Aim –
Look for "Users" in each line of the entries, and return the matching lines.

Entries provided –
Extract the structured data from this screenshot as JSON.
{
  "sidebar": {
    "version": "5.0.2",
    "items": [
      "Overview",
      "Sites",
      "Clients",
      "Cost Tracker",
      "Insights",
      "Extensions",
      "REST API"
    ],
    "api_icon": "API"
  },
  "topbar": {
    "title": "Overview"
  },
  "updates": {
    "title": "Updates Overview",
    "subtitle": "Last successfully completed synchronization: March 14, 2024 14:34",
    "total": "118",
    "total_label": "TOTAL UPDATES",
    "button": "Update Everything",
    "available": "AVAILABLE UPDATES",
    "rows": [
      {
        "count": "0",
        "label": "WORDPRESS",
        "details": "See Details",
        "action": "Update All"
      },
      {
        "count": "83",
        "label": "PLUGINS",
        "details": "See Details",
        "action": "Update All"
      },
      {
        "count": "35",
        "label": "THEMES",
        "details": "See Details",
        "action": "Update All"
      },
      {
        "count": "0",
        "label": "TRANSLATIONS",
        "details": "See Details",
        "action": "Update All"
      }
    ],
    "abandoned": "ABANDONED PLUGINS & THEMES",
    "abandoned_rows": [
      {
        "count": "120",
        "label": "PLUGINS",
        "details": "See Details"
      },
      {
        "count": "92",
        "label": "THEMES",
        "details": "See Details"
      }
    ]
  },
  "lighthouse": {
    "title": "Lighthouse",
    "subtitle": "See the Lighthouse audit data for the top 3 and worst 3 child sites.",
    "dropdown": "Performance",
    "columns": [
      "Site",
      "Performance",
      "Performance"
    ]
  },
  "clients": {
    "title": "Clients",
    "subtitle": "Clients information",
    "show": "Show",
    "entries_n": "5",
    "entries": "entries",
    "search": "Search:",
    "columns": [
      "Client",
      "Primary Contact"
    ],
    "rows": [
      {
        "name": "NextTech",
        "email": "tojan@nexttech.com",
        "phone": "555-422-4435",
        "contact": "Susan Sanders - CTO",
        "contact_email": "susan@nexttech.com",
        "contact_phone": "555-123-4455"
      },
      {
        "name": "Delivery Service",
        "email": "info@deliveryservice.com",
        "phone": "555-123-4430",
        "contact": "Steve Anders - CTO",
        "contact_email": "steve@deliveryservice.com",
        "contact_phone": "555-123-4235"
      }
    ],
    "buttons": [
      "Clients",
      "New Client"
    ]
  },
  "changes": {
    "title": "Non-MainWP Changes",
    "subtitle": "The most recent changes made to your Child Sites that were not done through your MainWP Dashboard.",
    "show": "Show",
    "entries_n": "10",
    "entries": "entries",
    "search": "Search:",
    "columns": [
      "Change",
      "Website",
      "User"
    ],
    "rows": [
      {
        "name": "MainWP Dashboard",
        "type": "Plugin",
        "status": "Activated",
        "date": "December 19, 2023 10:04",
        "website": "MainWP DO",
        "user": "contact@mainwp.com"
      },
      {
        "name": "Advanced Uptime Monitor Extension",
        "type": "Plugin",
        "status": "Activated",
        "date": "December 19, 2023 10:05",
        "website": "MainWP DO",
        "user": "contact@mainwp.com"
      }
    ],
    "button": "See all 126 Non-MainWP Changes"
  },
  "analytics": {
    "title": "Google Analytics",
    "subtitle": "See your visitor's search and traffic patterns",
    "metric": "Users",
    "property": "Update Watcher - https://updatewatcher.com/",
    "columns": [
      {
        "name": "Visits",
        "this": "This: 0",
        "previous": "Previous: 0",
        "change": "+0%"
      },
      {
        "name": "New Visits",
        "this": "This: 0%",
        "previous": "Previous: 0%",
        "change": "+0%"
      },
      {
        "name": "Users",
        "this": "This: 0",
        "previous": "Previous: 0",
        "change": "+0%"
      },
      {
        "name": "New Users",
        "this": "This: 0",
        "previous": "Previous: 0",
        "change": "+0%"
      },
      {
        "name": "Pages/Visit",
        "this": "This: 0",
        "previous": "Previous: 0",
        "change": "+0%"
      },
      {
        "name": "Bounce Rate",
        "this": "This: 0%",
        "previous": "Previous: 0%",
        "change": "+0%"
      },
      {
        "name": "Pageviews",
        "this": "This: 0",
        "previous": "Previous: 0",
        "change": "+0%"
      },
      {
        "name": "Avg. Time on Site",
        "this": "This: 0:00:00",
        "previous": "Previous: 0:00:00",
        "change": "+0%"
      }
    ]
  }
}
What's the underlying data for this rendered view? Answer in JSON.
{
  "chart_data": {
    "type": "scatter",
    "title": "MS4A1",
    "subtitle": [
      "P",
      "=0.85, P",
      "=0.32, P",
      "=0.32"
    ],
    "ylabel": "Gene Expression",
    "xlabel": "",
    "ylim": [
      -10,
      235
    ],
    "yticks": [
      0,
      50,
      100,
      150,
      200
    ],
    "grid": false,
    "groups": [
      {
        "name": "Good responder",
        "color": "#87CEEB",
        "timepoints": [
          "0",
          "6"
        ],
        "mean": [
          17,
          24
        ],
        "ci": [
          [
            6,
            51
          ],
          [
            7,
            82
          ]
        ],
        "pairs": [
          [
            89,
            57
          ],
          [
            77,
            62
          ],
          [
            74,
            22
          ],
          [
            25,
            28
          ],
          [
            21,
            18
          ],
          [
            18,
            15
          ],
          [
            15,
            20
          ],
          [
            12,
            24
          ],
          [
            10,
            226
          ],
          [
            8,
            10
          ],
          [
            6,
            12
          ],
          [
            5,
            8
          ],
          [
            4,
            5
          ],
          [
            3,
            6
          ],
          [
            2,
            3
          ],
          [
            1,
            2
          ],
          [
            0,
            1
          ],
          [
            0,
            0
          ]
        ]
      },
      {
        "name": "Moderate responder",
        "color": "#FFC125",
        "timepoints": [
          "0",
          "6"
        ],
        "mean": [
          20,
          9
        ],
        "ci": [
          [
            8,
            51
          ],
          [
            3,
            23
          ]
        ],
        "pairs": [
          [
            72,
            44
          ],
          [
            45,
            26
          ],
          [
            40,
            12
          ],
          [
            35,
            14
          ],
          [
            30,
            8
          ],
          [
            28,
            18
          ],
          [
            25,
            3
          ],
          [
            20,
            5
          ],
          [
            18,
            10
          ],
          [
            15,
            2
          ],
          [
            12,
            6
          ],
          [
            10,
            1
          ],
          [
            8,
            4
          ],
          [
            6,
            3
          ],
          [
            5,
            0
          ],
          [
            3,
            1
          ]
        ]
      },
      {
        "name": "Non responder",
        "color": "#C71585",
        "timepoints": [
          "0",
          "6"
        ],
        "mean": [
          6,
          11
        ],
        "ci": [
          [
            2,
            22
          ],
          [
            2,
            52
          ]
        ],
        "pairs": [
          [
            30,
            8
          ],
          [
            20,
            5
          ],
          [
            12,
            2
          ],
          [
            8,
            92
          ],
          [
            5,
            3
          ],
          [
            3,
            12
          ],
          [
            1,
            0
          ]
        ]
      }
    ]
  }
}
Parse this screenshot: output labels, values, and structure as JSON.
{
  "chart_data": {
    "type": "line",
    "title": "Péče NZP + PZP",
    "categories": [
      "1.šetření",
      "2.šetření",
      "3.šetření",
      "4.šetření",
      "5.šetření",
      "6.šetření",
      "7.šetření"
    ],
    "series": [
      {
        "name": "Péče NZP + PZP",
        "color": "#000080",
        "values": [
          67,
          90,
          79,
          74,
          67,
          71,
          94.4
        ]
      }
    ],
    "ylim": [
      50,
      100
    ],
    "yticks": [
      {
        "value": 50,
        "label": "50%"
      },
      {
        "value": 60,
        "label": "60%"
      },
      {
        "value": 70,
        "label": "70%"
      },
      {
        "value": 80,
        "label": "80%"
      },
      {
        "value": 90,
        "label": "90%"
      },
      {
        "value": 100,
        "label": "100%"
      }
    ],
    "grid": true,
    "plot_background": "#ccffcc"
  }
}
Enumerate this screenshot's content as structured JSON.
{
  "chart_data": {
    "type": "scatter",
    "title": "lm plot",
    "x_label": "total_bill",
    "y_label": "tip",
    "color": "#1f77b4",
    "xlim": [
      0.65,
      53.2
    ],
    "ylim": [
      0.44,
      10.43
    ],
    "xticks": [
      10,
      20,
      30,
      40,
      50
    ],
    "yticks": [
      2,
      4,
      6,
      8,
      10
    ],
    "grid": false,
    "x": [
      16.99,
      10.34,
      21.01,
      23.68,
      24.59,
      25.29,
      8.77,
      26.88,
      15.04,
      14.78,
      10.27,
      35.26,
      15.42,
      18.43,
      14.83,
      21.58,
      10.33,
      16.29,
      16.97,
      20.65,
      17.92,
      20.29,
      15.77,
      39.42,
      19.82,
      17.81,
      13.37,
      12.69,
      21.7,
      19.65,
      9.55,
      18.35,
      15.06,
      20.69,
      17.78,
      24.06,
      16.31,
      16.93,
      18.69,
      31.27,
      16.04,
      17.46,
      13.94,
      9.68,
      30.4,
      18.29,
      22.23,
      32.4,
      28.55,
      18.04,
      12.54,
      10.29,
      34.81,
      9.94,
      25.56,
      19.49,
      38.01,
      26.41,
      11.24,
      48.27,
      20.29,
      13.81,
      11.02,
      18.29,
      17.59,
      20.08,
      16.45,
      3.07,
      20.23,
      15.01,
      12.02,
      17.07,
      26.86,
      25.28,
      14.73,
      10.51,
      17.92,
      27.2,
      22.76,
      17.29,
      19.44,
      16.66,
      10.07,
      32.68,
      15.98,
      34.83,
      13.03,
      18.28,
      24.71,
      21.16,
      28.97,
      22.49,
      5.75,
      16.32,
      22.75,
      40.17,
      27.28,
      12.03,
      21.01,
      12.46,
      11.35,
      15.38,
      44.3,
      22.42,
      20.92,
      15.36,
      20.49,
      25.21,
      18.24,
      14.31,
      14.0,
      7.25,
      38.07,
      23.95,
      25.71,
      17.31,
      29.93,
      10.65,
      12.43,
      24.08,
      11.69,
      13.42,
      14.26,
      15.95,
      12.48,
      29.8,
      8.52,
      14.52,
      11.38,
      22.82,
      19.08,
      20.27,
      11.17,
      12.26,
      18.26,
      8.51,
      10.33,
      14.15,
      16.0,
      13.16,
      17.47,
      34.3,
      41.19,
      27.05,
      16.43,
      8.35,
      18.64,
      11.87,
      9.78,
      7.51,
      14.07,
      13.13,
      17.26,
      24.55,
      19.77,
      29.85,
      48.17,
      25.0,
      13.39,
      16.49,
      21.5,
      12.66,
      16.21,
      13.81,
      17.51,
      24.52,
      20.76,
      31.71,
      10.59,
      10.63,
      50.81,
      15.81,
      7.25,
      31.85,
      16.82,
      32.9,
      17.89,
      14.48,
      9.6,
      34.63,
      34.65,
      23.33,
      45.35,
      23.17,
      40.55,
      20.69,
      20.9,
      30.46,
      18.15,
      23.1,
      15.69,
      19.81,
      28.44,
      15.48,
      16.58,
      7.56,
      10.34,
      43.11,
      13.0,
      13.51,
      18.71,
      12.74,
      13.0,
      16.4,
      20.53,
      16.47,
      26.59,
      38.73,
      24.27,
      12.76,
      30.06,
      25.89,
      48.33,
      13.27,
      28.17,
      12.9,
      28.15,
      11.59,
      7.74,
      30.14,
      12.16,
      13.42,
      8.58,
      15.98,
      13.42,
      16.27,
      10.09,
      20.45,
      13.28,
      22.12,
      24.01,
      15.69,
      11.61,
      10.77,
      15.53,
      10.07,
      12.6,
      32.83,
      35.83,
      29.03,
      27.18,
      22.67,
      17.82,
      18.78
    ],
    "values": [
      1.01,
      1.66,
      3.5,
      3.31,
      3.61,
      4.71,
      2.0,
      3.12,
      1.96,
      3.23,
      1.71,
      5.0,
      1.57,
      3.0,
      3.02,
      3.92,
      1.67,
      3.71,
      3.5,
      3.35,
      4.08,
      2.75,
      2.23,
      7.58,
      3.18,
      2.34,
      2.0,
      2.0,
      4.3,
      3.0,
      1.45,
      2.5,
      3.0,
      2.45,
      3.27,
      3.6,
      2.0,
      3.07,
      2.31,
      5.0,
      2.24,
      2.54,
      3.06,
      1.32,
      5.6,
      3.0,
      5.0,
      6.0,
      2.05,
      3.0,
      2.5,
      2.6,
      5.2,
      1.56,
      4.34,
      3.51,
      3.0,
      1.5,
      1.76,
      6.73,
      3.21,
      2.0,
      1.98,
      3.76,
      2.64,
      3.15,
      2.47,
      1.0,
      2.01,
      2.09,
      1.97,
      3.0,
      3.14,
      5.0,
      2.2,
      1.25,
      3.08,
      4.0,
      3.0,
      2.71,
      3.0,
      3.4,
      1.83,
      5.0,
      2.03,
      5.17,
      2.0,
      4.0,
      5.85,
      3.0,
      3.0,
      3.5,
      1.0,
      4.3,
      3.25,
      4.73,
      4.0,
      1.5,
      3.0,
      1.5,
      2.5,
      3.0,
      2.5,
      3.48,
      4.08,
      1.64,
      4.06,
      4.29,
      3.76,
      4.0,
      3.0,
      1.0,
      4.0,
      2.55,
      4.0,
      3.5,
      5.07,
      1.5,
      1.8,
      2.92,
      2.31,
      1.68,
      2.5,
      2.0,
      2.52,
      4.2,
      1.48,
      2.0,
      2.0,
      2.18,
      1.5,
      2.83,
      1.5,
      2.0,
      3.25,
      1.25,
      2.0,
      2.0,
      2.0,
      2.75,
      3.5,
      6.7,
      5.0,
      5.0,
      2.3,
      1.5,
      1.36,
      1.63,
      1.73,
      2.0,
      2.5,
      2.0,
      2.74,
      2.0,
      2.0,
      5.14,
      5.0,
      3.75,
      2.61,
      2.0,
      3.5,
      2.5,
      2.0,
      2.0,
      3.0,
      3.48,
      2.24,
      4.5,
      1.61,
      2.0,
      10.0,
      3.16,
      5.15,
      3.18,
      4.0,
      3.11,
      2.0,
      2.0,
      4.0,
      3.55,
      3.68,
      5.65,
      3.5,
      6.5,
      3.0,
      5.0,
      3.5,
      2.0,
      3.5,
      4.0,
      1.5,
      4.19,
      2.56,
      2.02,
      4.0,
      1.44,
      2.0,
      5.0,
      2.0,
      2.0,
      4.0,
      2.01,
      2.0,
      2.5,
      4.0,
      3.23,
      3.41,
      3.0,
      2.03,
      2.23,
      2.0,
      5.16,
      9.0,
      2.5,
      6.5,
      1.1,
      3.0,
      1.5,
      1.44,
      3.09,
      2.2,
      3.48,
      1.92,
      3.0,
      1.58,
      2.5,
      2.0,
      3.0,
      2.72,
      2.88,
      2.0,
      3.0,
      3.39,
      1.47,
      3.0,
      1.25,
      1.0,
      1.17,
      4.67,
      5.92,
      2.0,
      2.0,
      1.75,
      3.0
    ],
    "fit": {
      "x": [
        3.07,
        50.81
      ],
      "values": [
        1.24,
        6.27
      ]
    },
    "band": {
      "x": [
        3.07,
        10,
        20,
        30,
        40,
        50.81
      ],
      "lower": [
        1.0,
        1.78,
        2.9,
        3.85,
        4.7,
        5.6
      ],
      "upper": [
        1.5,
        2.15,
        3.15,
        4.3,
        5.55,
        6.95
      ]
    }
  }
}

Reply –
    "metric": "Users",
        "name": "Users",
        "name": "New Users",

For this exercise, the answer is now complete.